======== Record excerpts

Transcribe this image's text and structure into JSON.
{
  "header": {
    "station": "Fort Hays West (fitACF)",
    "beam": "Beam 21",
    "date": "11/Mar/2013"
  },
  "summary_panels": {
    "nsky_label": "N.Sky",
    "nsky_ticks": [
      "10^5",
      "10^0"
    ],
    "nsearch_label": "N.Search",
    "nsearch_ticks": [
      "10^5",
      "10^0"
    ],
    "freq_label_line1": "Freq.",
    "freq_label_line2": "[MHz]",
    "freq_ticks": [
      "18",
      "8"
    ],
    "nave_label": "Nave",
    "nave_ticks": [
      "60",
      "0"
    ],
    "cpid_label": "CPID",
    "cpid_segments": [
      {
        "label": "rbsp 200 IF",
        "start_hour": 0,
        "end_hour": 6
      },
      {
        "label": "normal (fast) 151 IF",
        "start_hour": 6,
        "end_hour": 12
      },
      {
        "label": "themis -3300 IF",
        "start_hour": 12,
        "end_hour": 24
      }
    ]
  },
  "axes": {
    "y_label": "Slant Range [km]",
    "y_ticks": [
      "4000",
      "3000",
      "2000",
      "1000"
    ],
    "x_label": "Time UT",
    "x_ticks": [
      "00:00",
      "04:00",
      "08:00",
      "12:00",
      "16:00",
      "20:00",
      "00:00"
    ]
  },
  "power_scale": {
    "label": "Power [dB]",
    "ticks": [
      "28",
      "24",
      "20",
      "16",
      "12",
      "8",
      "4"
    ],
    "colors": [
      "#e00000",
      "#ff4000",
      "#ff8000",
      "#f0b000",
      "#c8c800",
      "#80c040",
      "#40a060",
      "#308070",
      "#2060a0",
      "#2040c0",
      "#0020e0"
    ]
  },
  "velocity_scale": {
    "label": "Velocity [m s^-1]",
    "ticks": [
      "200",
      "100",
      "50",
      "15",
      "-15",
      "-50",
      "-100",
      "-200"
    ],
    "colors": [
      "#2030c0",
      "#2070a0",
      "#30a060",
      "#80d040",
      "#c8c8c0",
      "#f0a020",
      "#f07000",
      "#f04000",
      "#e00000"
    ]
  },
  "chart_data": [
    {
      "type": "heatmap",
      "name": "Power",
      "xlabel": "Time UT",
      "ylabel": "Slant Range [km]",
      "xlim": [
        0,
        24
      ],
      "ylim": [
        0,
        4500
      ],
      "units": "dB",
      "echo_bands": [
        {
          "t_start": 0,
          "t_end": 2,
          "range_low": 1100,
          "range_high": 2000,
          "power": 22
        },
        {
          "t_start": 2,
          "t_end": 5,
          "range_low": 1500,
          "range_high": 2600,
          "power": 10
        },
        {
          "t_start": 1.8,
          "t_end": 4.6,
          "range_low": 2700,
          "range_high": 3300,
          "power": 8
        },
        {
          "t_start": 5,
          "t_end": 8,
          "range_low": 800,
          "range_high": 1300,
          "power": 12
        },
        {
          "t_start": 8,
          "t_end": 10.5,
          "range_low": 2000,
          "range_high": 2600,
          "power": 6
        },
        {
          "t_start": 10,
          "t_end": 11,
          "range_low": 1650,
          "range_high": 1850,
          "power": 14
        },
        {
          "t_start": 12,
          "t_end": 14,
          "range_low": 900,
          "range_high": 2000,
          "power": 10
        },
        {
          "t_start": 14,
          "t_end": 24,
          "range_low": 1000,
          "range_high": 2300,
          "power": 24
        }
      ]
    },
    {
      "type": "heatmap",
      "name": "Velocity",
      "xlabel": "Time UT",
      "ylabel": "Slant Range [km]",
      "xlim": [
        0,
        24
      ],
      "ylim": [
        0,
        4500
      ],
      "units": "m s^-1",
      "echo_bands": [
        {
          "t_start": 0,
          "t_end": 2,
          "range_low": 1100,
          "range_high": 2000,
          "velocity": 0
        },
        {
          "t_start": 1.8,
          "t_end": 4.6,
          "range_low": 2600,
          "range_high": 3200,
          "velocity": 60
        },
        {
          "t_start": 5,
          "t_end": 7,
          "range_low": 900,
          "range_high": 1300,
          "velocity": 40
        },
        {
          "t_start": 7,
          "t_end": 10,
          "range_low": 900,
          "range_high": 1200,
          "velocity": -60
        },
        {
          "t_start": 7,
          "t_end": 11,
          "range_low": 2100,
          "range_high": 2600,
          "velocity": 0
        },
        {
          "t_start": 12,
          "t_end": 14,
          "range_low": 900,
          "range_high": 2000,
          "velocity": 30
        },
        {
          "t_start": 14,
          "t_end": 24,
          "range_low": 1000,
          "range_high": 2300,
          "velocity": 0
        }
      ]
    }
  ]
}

================

Work to complete -
Please repeat the listing above in full and exactly.

Answer -
Transcribe this image's text and structure into JSON.
{
  "header": {
    "station": "Fort Hays West (fitACF)",
    "beam": "Beam 21",
    "date": "11/Mar/2013"
  },
  "summary_panels": {
    "nsky_label": "N.Sky",
    "nsky_ticks": [
      "10^5",
      "10^0"
    ],
    "nsearch_label": "N.Search",
    "nsearch_ticks": [
      "10^5",
      "10^0"
    ],
    "freq_label_line1": "Freq.",
    "freq_label_line2": "[MHz]",
    "freq_ticks": [
      "18",
      "8"
    ],
    "nave_label": "Nave",
    "nave_ticks": [
      "60",
      "0"
    ],
    "cpid_label": "CPID",
    "cpid_segments": [
      {
        "label": "rbsp 200 IF",
        "start_hour": 0,
        "end_hour": 6
      },
      {
        "label": "normal (fast) 151 IF",
        "start_hour": 6,
        "end_hour": 12
      },
      {
        "label": "themis -3300 IF",
        "start_hour": 12,
        "end_hour": 24
      }
    ]
  },
  "axes": {
    "y_label": "Slant Range [km]",
    "y_ticks": [
      "4000",
      "3000",
      "2000",
      "1000"
    ],
    "x_label": "Time UT",
    "x_ticks": [
      "00:00",
      "04:00",
      "08:00",
      "12:00",
      "16:00",
      "20:00",
      "00:00"
    ]
  },
  "power_scale": {
    "label": "Power [dB]",
    "ticks": [
      "28",
      "24",
      "20",
      "16",
      "12",
      "8",
      "4"
    ],
    "colors": [
      "#e00000",
      "#ff4000",
      "#ff8000",
      "#f0b000",
      "#c8c800",
      "#80c040",
      "#40a060",
      "#308070",
      "#2060a0",
      "#2040c0",
      "#0020e0"
    ]
  },
  "velocity_scale": {
    "label": "Velocity [m s^-1]",
    "ticks": [
      "200",
      "100",
      "50",
      "15",
      "-15",
      "-50",
      "-100",
      "-200"
    ],
    "colors": [
      "#2030c0",
      "#2070a0",
      "#30a060",
      "#80d040",
      "#c8c8c0",
      "#f0a020",
      "#f07000",
      "#f04000",
      "#e00000"
    ]
  },
  "chart_data": [
    {
      "type": "heatmap",
      "name": "Power",
      "xlabel": "Time UT",
      "ylabel": "Slant Range [km]",
      "xlim": [
        0,
        24
      ],
      "ylim": [
        0,
        4500
      ],
      "units": "dB",
      "echo_bands": [
        {
          "t_start": 0,
          "t_end": 2,
          "range_low": 1100,
          "range_high": 2000,
          "power": 22
        },
        {
          "t_start": 2,
          "t_end": 5,
          "range_low": 1500,
          "range_high": 2600,
          "power": 10
        },
        {
          "t_start": 1.8,
          "t_end": 4.6,
          "range_low": 2700,
          "range_high": 3300,
          "power": 8
        },
        {
          "t_start": 5,
          "t_end": 8,
          "range_low": 800,
          "range_high": 1300,
          "power": 12
        },
        {
          "t_start": 8,
          "t_end": 10.5,
          "range_low": 2000,
          "range_high": 2600,
          "power": 6
        },
        {
          "t_start": 10,
          "t_end": 11,
          "range_low": 1650,
          "range_high": 1850,
          "power": 14
        },
        {
          "t_start": 12,
          "t_end": 14,
          "range_low": 900,
          "range_high": 2000,
          "power": 10
        },
        {
          "t_start": 14,
          "t_end": 24,
          "range_low": 1000,
          "range_high": 2300,
          "power": 24
        }
      ]
    },
    {
      "type": "heatmap",
      "name": "Velocity",
      "xlabel": "Time UT",
      "ylabel": "Slant Range [km]",
      "xlim": [
        0,
        24
      ],
      "ylim": [
        0,
        4500
      ],
      "units": "m s^-1",
      "echo_bands": [
        {
          "t_start": 0,
          "t_end": 2,
          "range_low": 1100,
          "range_high": 2000,
          "velocity": 0
        },
        {
          "t_start": 1.8,
          "t_end": 4.6,
          "range_low": 2600,
          "range_high": 3200,
          "velocity": 60
        },
        {
          "t_start": 5,
          "t_end": 7,
          "range_low": 900,
          "range_high": 1300,
          "velocity": 40
        },
        {
          "t_start": 7,
          "t_end": 10,
          "range_low": 900,
          "range_high": 1200,
          "velocity": -60
        },
        {
          "t_start": 7,
          "t_end": 11,
          "range_low": 2100,
          "range_high": 2600,
          "velocity": 0
        },
        {
          "t_start": 12,
          "t_end": 14,
          "range_low": 900,
          "range_high": 2000,
          "velocity": 30
        },
        {
          "t_start": 14,
          "t_end": 24,
          "range_low": 1000,
          "range_high": 2300,
          "velocity": 0
        }
      ]
    }
  ]
}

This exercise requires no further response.